# ЗАДАНИЕ 1:
Отредактируйте записи: перепишите отрезок от строки, содержащей «x-tick-label: 8 — [1115, 726, 1129, 756]», по строку, содержащую «data-point[interactable] — [1019, 154, 1035, 170]», заменив «series-line» на «rating-line» и оставив всё остальное без изменений.

# ФРАГМЕНТ ТЕКСТА:

########

Дикой степи полотнище
До небесного края раскинулось…
На одинокой звоннице
Бились ветры о колокол крыльями.

Дышит земля горячая …
В пыль разбита она конским топотом.
Приходила беда незрячая,
На плечах ненасытные вороны.

Ждали они побоища,
Неустанно смеясь и каркая.
Кровь на степном полотнище
Проросла сквозь столетия маками.

Полниться поле дикое
Робким шепотом трав, птичьей песнею.
Помнит монголов гиканье
Поседевший ковыль, что за речкою.

Дышит земля горячая,
В пыль разбита она конским топотом.
Приходила беда незрячая,
Только души казачьи не робкие.

----------


## PAN

> Дикое поле


Воооооооттттт....

Умница... :Yes4: 

Исторически чуть не в 100%, но об этом отдельно, ибо казаки по факту и по генотипу изначально тюрки, в т.ч. были и татарские казаки (например на службе королей польских)... а в целом - потомки половцев, т.е. большею частью кыпчаки... и только потом, после крещения, сближены с киевскими и московскими какбыславянами... В последующем же, конечно, самосознание казаков претерпело такие изменения, что уложить в шаблон невозможно...
Но на данный исторический отрезок - именно казаков нужно завуалировать... :Blush2: 

Пишу не в личке именно из-за исторического подтекста... Прости...

----------


## aigul

*PAN*, Паш, я писала о нашем диком поле. Рубежное, Лисичанск, Северодонецк , да и большая часть Донецкой области - эта территория называлас "дикое поле" и именно у нас были казачьи стоянки. Ну вот потому так и написала. Кстати ты забыл о запорожских казаках. А  дикое поле наше кто только не топтал! И были ведь и монголы и казаки :Yes4:

----------


## aigul

> самосознание казаков претерпело такие изменения, что уложить в шаблон невозможно...


Вот именно, Паш! Но ведь не робкие  они души то ! И приняло их поле дикое и стало им домом!
Паш, но я поняла  в общем тебе понрвилось?

Вот кстати цитата:"На оборонительных линиях селились служилые люди. Под влиянием растущей опасности от нападений крымских татар здесь в XV столетии сформировалось казачество"

----------


## PAN

> в общем тебе понрвилось?

########

# ЗАДАНИЕ 2:
В обсуждении стихотворения о степи aigul отвечает на реплику PAN о казаках. Объясните, почему она, по её собственным словам, написала о казаках в диком поле.

########

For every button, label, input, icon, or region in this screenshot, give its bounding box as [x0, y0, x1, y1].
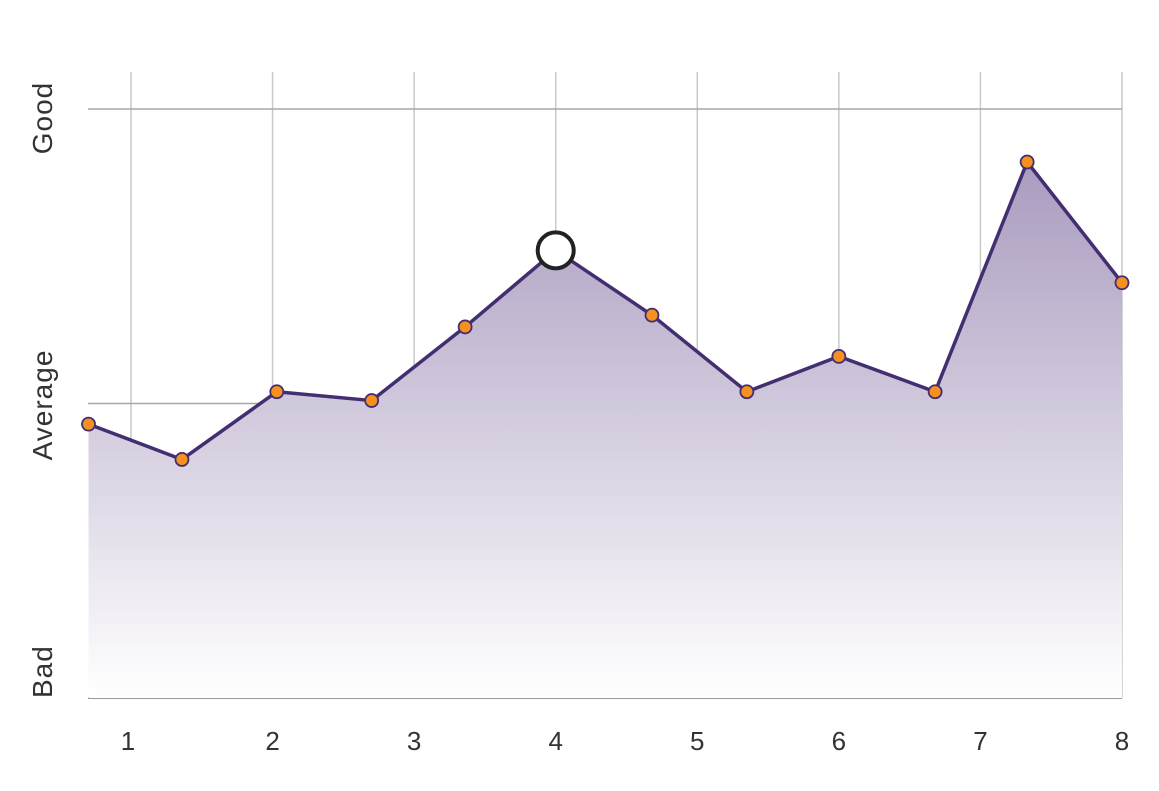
x-tick-label: 8 — [1115, 726, 1129, 756]
data-point[interactable] — [1114, 275, 1130, 291]
data-point[interactable] — [831, 348, 847, 364]
series-line — [86, 160, 1124, 462]
data-point[interactable] — [644, 307, 660, 323]
area-fill — [88, 162, 1123, 698]
x-tick-label: 5 — [690, 726, 704, 756]
data-point[interactable] — [1019, 154, 1035, 170]
y-label-good: Good — [27, 82, 58, 155]
x-tick-label: 6 — [832, 726, 846, 756]
data-point[interactable] — [927, 384, 943, 400]
data-point[interactable] — [364, 393, 380, 408]
data-point[interactable] — [81, 416, 96, 432]
x-tick-label: 1 — [121, 726, 135, 756]
x-tick-label: 2 — [265, 726, 279, 756]
data-point[interactable] — [269, 384, 285, 400]
data-point[interactable] — [739, 384, 755, 400]
data-points — [81, 154, 1130, 467]
x-tick-label: 4 — [548, 726, 562, 756]
data-point[interactable] — [457, 319, 473, 335]
x-tick-label: 7 — [973, 726, 987, 756]
axis-labels: 1 2 3 4 5 6 7 8 Bad Average Good — [27, 82, 1129, 756]
data-point[interactable] — [174, 452, 190, 467]
data-point-highlight[interactable] — [535, 230, 576, 271]
x-tick-label: 3 — [407, 726, 421, 756]
series-line-rating — [86, 160, 1124, 462]
y-label-average: Average — [27, 350, 58, 461]
y-label-bad: Bad — [27, 645, 58, 698]
area-fill-path — [88, 162, 1123, 698]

########

# ПРАВИЛЬНЫЙ ОТВЕТ 1:
x-tick-label: 8 — [1115, 726, 1129, 756]
data-point[interactable] — [1114, 275, 1130, 291]
data-point[interactable] — [831, 348, 847, 364]
rating-line — [86, 160, 1124, 462]
data-point[interactable] — [644, 307, 660, 323]
area-fill — [88, 162, 1123, 698]
x-tick-label: 5 — [690, 726, 704, 756]
data-point[interactable] — [1019, 154, 1035, 170]

# ПРАВИЛЬНЫЙ ОТВЕТ 2:
Она писала о своём крае. Рубежное, Лисичанск, Северодонецк и большая часть Донецкой области назывались «диким полем», и именно там были казачьи стоянки.